» Task to complete
Repeat the material exactly, every line of it.

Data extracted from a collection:
--*--

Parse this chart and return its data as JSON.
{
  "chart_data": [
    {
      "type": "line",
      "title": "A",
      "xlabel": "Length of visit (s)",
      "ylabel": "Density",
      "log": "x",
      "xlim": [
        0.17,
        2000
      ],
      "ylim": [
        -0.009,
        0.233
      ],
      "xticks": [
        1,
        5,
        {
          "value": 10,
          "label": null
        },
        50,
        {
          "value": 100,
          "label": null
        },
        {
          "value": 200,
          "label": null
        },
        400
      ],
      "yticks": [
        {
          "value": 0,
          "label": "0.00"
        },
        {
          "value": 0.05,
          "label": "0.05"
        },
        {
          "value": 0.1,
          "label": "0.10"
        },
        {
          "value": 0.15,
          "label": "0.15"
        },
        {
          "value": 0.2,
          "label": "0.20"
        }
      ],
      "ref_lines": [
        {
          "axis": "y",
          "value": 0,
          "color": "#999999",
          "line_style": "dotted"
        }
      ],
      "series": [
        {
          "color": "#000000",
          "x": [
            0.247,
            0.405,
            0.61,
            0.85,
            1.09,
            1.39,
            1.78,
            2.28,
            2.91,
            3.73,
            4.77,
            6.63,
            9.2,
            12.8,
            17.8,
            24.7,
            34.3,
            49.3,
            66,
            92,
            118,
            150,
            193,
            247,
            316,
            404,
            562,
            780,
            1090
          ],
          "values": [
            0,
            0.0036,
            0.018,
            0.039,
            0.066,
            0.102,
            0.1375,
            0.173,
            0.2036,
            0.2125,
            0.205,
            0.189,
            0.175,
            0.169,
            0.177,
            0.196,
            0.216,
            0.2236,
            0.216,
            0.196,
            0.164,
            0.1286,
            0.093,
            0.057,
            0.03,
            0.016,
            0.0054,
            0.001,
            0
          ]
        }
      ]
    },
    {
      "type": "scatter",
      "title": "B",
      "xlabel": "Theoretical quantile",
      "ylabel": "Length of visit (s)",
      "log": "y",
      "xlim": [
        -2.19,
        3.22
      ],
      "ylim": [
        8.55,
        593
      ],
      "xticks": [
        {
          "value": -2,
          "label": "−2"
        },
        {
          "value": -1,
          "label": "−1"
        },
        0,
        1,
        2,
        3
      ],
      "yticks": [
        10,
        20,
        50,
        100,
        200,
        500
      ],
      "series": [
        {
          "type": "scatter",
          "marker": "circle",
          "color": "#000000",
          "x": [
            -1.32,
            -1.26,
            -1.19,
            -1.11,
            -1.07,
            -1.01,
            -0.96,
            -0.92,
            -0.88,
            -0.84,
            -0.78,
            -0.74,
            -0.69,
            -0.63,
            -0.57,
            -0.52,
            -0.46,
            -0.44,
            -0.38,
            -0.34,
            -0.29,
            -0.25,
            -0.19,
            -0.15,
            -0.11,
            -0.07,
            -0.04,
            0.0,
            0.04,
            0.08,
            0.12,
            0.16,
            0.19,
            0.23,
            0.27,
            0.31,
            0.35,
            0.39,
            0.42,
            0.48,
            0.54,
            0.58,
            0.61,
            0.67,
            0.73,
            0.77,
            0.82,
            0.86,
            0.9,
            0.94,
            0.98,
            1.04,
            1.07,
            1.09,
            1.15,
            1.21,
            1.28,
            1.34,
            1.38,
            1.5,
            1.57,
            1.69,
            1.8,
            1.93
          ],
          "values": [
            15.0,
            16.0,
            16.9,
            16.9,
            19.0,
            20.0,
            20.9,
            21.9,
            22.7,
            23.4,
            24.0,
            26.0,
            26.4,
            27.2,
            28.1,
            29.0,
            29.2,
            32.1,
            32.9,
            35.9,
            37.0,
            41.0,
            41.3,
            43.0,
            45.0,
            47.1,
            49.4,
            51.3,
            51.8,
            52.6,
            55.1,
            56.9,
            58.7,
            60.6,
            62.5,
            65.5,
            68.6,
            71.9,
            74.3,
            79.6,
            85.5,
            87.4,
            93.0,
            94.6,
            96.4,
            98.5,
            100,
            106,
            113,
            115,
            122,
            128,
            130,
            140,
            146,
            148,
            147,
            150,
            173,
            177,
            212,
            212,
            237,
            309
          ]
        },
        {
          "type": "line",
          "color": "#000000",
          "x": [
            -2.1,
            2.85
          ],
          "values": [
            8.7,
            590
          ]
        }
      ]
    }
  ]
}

--*--

» Response for this exercise
Parse this chart and return its data as JSON.
{
  "chart_data": [
    {
      "type": "line",
      "title": "A",
      "xlabel": "Length of visit (s)",
      "ylabel": "Density",
      "log": "x",
      "xlim": [
        0.17,
        2000
      ],
      "ylim": [
        -0.009,
        0.233
      ],
      "xticks": [
        1,
        5,
        {
          "value": 10,
          "label": null
        },
        50,
        {
          "value": 100,
          "label": null
        },
        {
          "value": 200,
          "label": null
        },
        400
      ],
      "yticks": [
        {
          "value": 0,
          "label": "0.00"
        },
        {
          "value": 0.05,
          "label": "0.05"
        },
        {
          "value": 0.1,
          "label": "0.10"
        },
        {
          "value": 0.15,
          "label": "0.15"
        },
        {
          "value": 0.2,
          "label": "0.20"
        }
      ],
      "ref_lines": [
        {
          "axis": "y",
          "value": 0,
          "color": "#999999",
          "line_style": "dotted"
        }
      ],
      "series": [
        {
          "color": "#000000",
          "x": [
            0.247,
            0.405,
            0.61,
            0.85,
            1.09,
            1.39,
            1.78,
            2.28,
            2.91,
            3.73,
            4.77,
            6.63,
            9.2,
            12.8,
            17.8,
            24.7,
            34.3,
            49.3,
            66,
            92,
            118,
            150,
            193,
            247,
            316,
            404,
            562,
            780,
            1090
          ],
          "values": [
            0,
            0.0036,
            0.018,
            0.039,
            0.066,
            0.102,
            0.1375,
            0.173,
            0.2036,
            0.2125,
            0.205,
            0.189,
            0.175,
            0.169,
            0.177,
            0.196,
            0.216,
            0.2236,
            0.216,
            0.196,
            0.164,
            0.1286,
            0.093,
            0.057,
            0.03,
            0.016,
            0.0054,
            0.001,
            0
          ]
        }
      ]
    },
    {
      "type": "scatter",
      "title": "B",
      "xlabel": "Theoretical quantile",
      "ylabel": "Length of visit (s)",
      "log": "y",
      "xlim": [
        -2.19,
        3.22
      ],
      "ylim": [
        8.55,
        593
      ],
      "xticks": [
        {
          "value": -2,
          "label": "−2"
        },
        {
          "value": -1,
          "label": "−1"
        },
        0,
        1,
        2,
        3
      ],
      "yticks": [
        10,
        20,
        50,
        100,
        200,
        500
      ],
      "series": [
        {
          "type": "scatter",
          "marker": "circle",
          "color": "#000000",
          "x": [
            -1.32,
            -1.26,
            -1.19,
            -1.11,
            -1.07,
            -1.01,
            -0.96,
            -0.92,
            -0.88,
            -0.84,
            -0.78,
            -0.74,
            -0.69,
            -0.63,
            -0.57,
            -0.52,
            -0.46,
            -0.44,
            -0.38,
            -0.34,
            -0.29,
            -0.25,
            -0.19,
            -0.15,
            -0.11,
            -0.07,
            -0.04,
            0.0,
            0.04,
            0.08,
            0.12,
            0.16,
            0.19,
            0.23,
            0.27,
            0.31,
            0.35,
            0.39,
            0.42,
            0.48,
            0.54,
            0.58,
            0.61,
            0.67,
            0.73,
            0.77,
            0.82,
            0.86,
            0.9,
            0.94,
            0.98,
            1.04,
            1.07,
            1.09,
            1.15,
            1.21,
            1.28,
            1.34,
            1.38,
            1.5,
            1.57,
            1.69,
            1.8,
            1.93
          ],
          "values": [
            15.0,
            16.0,
            16.9,
            16.9,
            19.0,
            20.0,
            20.9,
            21.9,
            22.7,
            23.4,
            24.0,
            26.0,
            26.4,
            27.2,
            28.1,
            29.0,
            29.2,
            32.1,
            32.9,
            35.9,
            37.0,
            41.0,
            41.3,
            43.0,
            45.0,
            47.1,
            49.4,
            51.3,
            51.8,
            52.6,
            55.1,
            56.9,
            58.7,
            60.6,
            62.5,
            65.5,
            68.6,
            71.9,
            74.3,
            79.6,
            85.5,
            87.4,
            93.0,
            94.6,
            96.4,
            98.5,
            100,
            106,
            113,
            115,
            122,
            128,
            130,
            140,
            146,
            148,
            147,
            150,
            173,
            177,
            212,
            212,
            237,
            309
          ]
        },
        {
          "type": "line",
          "color": "#000000",
          "x": [
            -2.1,
            2.85
          ],
          "values": [
            8.7,
            590
          ]
        }
      ]
    }
  ]
}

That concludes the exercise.